---- Exercise input
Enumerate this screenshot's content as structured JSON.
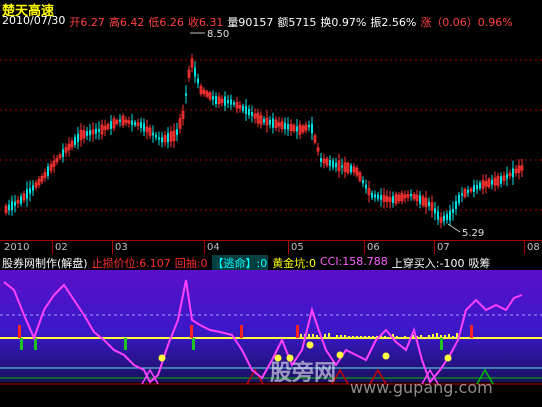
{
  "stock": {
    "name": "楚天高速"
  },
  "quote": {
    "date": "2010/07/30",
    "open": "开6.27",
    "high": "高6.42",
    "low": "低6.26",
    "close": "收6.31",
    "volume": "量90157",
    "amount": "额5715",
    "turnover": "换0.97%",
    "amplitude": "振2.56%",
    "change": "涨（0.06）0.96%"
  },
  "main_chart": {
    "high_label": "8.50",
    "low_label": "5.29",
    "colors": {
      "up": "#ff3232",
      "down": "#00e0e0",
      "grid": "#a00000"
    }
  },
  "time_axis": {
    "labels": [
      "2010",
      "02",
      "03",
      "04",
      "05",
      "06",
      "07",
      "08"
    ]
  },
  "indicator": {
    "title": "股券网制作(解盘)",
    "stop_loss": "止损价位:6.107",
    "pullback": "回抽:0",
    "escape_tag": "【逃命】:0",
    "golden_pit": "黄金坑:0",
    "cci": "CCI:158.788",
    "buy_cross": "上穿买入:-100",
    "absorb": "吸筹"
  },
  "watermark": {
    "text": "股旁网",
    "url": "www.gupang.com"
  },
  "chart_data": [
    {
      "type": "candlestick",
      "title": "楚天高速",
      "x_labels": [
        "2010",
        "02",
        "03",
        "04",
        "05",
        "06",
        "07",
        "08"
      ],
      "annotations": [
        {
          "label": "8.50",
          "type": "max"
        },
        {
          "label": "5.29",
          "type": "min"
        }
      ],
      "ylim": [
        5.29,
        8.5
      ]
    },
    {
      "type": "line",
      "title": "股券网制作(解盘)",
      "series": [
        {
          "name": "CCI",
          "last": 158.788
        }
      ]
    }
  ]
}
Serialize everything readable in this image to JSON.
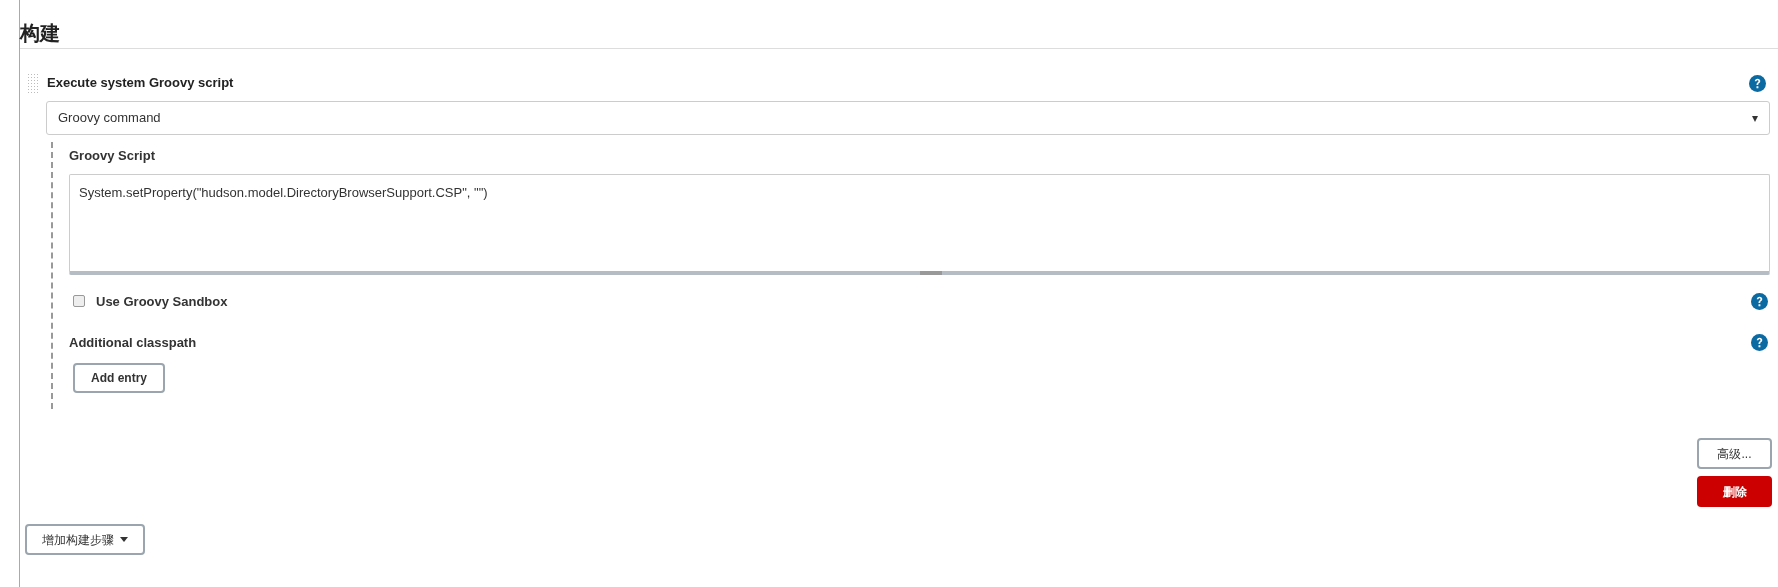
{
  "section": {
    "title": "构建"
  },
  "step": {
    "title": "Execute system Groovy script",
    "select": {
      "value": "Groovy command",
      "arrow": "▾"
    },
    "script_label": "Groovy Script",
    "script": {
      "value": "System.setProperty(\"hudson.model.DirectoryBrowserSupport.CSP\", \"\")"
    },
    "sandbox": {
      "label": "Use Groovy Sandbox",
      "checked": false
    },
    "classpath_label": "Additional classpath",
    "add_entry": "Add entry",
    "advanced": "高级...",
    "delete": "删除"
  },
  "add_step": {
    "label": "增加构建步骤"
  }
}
--------
● What the task requires: Omit any images, then output the listing exactly.

● Output for this exercise:
Enumerate this screenshot's content as structured JSON.
{
  "stock": {
    "name": "楚天高速"
  },
  "quote": {
    "date": "2010/07/30",
    "open": "开6.27",
    "high": "高6.42",
    "low": "低6.26",
    "close": "收6.31",
    "volume": "量90157",
    "amount": "额5715",
    "turnover": "换0.97%",
    "amplitude": "振2.56%",
    "change": "涨（0.06）0.96%"
  },
  "main_chart": {
    "high_label": "8.50",
    "low_label": "5.29",
    "colors": {
      "up": "#ff3232",
      "down": "#00e0e0",
      "grid": "#a00000"
    }
  },
  "time_axis": {
    "labels": [
      "2010",
      "02",
      "03",
      "04",
      "05",
      "06",
      "07",
      "08"
    ]
  },
  "indicator": {
    "title": "股券网制作(解盘)",
    "stop_loss": "止损价位:6.107",
    "pullback": "回抽:0",
    "escape_tag": "【逃命】:0",
    "golden_pit": "黄金坑:0",
    "cci": "CCI:158.788",
    "buy_cross": "上穿买入:-100",
    "absorb": "吸筹"
  },
  "watermark": {
    "text": "股旁网",
    "url": "www.gupang.com"
  },
  "chart_data": [
    {
      "type": "candlestick",
      "title": "楚天高速",
      "x_labels": [
        "2010",
        "02",
        "03",
        "04",
        "05",
        "06",
        "07",
        "08"
      ],
      "annotations": [
        {
          "label": "8.50",
          "type": "max"
        },
        {
          "label": "5.29",
          "type": "min"
        }
      ],
      "ylim": [
        5.29,
        8.5
      ]
    },
    {
      "type": "line",
      "title": "股券网制作(解盘)",
      "series": [
        {
          "name": "CCI",
          "last": 158.788
        }
      ]
    }
  ]
}
Serialize everything readable in this image to JSON.
{
  "section": {
    "title": "构建"
  },
  "step": {
    "title": "Execute system Groovy script",
    "select": {
      "value": "Groovy command",
      "arrow": "▾"
    },
    "script_label": "Groovy Script",
    "script": {
      "value": "System.setProperty(\"hudson.model.DirectoryBrowserSupport.CSP\", \"\")"
    },
    "sandbox": {
      "label": "Use Groovy Sandbox",
      "checked": false
    },
    "classpath_label": "Additional classpath",
    "add_entry": "Add entry",
    "advanced": "高级...",
    "delete": "删除"
  },
  "add_step": {
    "label": "增加构建步骤"
  }
}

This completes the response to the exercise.